WHAT IS NEEDED: Tally the lines in the listing below that include "Qualitätszertifikat". Answer with the count and nothing more.

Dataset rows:

──────────────────────────────

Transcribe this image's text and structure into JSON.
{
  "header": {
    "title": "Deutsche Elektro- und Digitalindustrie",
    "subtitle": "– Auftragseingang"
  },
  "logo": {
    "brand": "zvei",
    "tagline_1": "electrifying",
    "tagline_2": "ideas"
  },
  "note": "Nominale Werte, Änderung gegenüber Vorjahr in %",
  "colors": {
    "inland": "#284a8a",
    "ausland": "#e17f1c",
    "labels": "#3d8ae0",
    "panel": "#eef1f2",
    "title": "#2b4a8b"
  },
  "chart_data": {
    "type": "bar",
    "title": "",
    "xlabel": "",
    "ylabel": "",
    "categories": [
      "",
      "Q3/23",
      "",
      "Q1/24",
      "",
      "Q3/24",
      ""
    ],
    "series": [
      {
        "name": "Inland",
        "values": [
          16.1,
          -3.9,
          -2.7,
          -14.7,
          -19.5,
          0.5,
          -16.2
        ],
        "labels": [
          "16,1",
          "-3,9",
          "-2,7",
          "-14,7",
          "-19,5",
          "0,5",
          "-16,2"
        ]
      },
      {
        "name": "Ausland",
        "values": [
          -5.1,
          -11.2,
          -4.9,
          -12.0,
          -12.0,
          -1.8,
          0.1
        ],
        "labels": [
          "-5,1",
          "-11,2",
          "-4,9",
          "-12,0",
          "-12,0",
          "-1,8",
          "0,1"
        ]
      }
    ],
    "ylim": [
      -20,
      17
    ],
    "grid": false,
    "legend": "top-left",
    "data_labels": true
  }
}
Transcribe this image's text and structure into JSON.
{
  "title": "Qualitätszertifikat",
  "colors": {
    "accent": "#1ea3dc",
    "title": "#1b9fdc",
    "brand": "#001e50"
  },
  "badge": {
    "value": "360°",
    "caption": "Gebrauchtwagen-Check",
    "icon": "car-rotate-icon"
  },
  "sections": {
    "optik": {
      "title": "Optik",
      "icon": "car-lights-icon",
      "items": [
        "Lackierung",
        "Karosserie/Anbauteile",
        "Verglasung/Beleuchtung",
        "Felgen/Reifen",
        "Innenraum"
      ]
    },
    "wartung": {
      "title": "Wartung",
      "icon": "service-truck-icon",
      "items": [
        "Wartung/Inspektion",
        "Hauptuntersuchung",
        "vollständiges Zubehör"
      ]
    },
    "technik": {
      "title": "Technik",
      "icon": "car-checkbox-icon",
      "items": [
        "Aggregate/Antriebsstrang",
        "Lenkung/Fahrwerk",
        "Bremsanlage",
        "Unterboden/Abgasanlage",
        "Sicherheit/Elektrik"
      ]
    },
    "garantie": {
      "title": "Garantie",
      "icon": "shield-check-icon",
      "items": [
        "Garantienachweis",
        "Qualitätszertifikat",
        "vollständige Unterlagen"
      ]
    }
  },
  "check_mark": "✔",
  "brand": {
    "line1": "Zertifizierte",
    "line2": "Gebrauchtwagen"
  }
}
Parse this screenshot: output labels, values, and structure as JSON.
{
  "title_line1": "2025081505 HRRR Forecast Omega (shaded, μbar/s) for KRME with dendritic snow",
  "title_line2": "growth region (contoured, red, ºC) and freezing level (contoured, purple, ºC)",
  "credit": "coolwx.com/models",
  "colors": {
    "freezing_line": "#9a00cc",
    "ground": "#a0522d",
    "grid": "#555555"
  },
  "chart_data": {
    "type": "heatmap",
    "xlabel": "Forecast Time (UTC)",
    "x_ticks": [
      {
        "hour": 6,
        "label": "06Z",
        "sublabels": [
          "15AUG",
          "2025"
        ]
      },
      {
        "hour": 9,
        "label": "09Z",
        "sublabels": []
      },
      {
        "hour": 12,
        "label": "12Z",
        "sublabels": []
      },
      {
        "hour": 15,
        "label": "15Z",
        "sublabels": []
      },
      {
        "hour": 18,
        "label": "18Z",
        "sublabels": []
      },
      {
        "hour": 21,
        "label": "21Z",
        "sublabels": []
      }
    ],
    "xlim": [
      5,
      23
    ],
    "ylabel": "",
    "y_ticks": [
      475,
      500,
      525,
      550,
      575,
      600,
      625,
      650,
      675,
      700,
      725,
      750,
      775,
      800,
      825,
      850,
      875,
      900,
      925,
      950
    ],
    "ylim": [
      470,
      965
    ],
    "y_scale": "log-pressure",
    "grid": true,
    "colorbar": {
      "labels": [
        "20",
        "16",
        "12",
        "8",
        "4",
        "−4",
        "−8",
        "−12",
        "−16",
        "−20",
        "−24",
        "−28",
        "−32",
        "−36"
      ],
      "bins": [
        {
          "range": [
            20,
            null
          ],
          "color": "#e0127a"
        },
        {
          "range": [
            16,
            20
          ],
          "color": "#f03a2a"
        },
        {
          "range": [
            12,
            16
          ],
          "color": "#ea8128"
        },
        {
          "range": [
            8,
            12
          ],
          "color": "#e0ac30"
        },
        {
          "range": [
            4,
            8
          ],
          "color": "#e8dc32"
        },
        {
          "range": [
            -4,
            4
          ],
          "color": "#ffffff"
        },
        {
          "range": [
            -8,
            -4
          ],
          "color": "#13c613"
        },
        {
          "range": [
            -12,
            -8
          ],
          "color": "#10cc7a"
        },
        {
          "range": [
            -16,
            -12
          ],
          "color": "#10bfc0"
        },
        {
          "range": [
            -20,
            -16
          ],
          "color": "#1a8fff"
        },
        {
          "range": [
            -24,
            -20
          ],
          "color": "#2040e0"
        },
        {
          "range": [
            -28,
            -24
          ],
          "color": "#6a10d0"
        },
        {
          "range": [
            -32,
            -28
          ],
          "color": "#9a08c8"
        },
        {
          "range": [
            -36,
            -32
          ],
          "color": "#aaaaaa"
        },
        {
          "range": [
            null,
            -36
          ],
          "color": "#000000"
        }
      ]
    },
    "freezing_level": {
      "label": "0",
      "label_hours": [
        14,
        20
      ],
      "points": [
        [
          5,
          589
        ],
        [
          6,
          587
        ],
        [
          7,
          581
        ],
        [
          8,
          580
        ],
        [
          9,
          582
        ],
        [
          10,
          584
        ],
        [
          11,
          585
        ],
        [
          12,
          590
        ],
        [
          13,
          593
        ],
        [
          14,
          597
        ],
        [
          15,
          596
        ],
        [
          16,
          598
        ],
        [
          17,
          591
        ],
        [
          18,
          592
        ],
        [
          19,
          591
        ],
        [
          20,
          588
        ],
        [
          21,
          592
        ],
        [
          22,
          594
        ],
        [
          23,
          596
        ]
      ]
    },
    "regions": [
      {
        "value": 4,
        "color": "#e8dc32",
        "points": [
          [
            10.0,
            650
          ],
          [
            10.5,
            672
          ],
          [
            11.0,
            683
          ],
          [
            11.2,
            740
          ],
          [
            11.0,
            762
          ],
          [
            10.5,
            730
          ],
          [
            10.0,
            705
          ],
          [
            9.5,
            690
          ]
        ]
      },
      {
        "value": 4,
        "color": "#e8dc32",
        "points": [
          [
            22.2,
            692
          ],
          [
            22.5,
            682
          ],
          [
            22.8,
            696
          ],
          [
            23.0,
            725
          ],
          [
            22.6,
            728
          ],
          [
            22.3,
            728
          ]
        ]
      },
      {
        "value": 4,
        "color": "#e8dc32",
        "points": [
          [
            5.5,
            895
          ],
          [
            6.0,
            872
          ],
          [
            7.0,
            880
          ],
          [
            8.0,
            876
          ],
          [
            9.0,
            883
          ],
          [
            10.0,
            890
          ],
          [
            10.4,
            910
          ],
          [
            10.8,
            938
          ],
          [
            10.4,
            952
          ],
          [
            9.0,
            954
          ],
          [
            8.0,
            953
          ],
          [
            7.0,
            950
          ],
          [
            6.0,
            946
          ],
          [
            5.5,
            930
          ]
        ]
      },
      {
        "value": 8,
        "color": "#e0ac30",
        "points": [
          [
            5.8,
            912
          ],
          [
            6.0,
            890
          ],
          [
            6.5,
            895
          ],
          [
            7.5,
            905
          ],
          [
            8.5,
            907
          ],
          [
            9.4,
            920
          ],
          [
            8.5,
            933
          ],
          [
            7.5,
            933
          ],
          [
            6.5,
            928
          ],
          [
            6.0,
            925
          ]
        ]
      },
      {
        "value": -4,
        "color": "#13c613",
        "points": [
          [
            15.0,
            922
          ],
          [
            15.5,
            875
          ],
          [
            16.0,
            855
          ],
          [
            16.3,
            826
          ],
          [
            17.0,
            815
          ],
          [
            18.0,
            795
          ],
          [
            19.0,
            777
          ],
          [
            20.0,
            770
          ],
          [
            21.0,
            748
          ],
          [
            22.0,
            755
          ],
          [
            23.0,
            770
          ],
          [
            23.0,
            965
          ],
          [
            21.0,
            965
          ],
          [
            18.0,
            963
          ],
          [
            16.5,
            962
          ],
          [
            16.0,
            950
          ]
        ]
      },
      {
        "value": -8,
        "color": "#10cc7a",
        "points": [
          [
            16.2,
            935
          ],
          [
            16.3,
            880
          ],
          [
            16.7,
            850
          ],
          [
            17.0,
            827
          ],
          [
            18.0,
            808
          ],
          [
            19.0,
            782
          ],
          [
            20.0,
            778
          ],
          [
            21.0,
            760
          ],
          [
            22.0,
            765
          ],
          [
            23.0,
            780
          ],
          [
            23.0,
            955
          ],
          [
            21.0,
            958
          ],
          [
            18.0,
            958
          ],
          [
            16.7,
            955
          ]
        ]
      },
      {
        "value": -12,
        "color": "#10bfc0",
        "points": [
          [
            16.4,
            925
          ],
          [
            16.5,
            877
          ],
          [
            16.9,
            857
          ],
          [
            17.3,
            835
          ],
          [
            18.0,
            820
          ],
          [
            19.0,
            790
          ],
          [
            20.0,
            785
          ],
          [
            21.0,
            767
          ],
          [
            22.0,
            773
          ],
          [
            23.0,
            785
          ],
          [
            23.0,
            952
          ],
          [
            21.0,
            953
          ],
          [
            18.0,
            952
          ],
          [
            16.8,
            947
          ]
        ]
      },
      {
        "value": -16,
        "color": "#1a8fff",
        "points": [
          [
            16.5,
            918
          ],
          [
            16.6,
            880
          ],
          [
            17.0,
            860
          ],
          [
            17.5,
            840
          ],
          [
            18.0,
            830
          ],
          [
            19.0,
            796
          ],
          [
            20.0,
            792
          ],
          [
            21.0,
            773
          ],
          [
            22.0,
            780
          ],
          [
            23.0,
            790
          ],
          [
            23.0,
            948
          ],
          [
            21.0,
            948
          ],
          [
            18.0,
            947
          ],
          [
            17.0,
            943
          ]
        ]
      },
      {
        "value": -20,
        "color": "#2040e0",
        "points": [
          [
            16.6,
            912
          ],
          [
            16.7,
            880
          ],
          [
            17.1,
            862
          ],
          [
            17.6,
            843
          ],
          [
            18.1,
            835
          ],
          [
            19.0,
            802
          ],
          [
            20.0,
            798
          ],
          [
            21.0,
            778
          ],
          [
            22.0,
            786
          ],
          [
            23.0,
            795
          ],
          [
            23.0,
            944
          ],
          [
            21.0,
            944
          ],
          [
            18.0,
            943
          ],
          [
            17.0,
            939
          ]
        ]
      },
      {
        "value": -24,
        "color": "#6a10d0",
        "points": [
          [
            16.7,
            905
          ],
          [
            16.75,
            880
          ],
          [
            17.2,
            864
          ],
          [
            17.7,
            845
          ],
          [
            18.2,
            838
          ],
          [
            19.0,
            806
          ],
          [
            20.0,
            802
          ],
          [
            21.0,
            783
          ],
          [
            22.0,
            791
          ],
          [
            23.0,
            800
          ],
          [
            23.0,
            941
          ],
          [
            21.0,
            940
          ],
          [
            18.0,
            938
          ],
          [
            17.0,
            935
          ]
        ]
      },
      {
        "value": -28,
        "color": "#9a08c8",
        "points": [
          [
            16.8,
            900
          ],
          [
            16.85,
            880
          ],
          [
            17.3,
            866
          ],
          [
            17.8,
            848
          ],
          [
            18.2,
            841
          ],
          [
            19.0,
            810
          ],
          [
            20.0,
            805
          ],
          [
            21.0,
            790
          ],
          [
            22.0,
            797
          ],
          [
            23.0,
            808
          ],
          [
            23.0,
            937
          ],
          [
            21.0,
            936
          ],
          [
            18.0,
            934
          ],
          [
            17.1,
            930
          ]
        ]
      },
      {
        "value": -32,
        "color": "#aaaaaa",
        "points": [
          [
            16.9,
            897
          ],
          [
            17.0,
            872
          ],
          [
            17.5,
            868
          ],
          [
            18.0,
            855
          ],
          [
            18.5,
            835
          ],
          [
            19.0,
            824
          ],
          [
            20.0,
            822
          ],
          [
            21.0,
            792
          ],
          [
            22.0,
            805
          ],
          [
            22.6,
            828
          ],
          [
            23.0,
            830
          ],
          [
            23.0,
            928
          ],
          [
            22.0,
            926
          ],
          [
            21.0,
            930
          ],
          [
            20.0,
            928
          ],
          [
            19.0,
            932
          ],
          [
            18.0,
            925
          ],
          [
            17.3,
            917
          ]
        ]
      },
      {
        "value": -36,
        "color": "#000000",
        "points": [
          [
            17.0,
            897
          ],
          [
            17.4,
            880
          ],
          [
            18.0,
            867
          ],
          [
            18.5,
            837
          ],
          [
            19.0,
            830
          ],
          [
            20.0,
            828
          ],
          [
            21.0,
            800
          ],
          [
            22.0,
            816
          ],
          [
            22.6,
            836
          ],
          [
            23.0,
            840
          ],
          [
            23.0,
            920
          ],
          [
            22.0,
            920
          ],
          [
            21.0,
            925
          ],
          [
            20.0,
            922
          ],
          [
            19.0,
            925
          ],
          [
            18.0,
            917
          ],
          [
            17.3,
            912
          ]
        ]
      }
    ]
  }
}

──────────────────────────────

RESULT OF THIS TASK: 2